WHAT THE TASK REQUIRES
Only the lines from the one containing "Serialize everything readable" to the end of the records should be written out, exactly and with both ends included; pictures are excluded.
######
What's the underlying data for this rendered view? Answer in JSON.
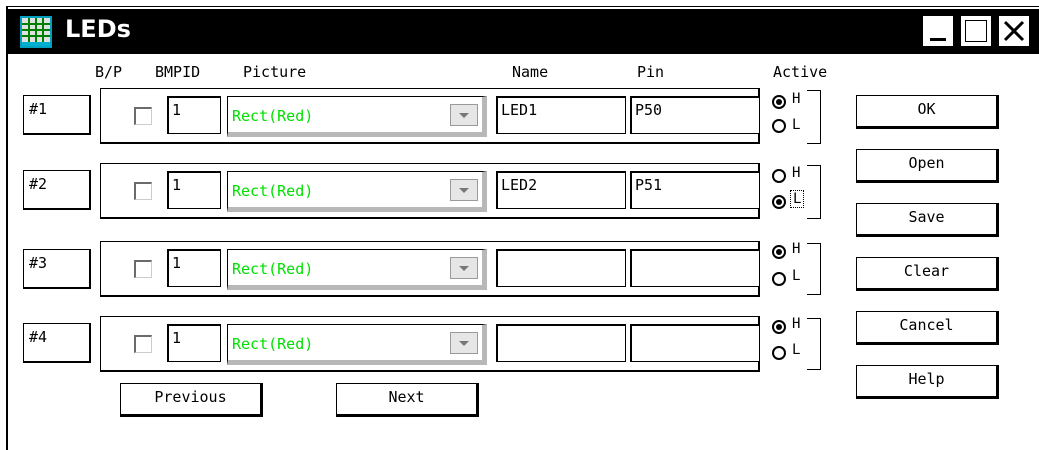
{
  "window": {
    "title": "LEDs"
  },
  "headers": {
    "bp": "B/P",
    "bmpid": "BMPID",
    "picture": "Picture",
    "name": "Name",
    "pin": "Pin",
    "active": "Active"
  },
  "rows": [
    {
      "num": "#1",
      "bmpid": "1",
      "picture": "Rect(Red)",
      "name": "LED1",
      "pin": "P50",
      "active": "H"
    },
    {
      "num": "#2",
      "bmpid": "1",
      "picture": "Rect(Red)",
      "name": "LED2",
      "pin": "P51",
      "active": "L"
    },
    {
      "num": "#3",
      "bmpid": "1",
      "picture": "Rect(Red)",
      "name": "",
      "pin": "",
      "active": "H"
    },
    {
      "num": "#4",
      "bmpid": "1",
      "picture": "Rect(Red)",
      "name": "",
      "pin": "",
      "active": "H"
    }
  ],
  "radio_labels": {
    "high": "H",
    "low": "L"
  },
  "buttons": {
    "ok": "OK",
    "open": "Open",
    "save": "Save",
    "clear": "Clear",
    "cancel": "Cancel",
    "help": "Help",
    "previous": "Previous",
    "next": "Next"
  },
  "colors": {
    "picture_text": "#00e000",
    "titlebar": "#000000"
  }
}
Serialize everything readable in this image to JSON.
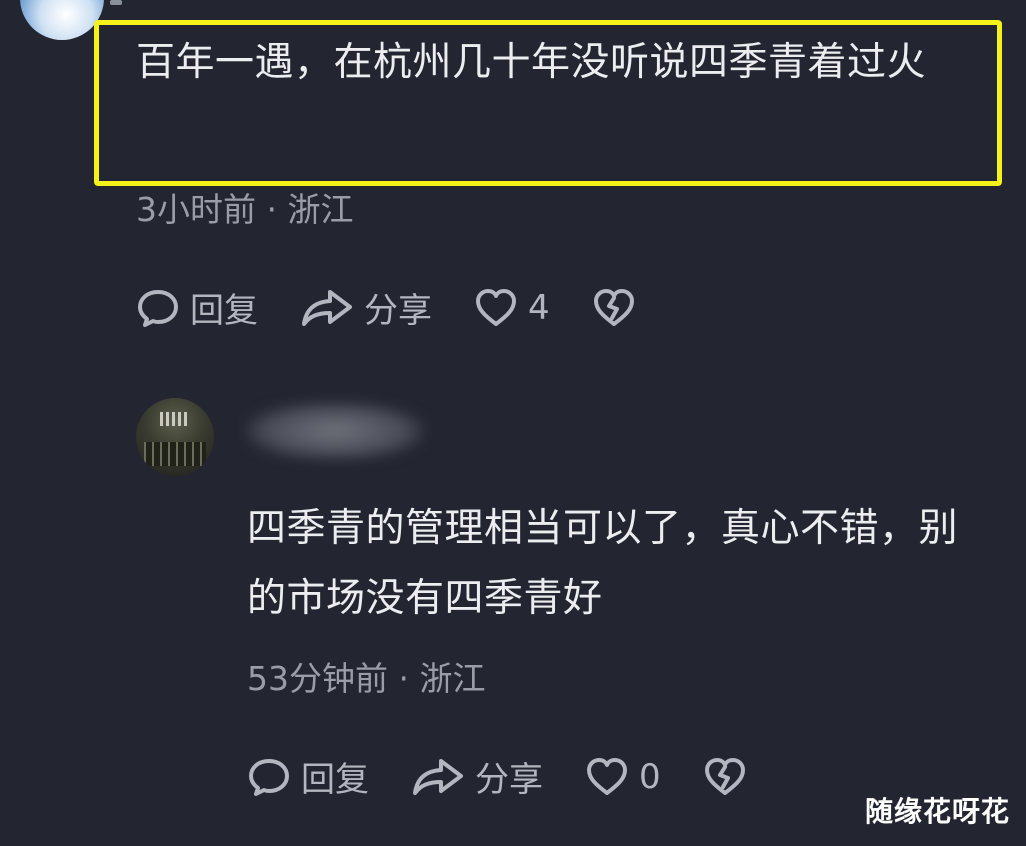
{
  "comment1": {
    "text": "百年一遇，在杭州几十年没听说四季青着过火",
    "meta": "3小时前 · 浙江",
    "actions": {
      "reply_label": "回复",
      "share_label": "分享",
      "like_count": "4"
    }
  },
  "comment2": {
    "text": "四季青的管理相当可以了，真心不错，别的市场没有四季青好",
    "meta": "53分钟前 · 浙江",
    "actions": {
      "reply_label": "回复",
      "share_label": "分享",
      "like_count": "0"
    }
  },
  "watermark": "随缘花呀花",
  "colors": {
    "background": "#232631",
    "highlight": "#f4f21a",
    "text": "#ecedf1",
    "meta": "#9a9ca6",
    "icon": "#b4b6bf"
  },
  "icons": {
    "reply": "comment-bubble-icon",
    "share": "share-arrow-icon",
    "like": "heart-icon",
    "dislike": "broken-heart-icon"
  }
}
######
TASK RESULT
Serialize everything readable in this image to JSON.
{
  "comment1": {
    "text": "百年一遇，在杭州几十年没听说四季青着过火",
    "meta": "3小时前 · 浙江",
    "actions": {
      "reply_label": "回复",
      "share_label": "分享",
      "like_count": "4"
    }
  },
  "comment2": {
    "text": "四季青的管理相当可以了，真心不错，别的市场没有四季青好",
    "meta": "53分钟前 · 浙江",
    "actions": {
      "reply_label": "回复",
      "share_label": "分享",
      "like_count": "0"
    }
  },
  "watermark": "随缘花呀花",
  "colors": {
    "background": "#232631",
    "highlight": "#f4f21a",
    "text": "#ecedf1",
    "meta": "#9a9ca6",
    "icon": "#b4b6bf"
  },
  "icons": {
    "reply": "comment-bubble-icon",
    "share": "share-arrow-icon",
    "like": "heart-icon",
    "dislike": "broken-heart-icon"
  }
}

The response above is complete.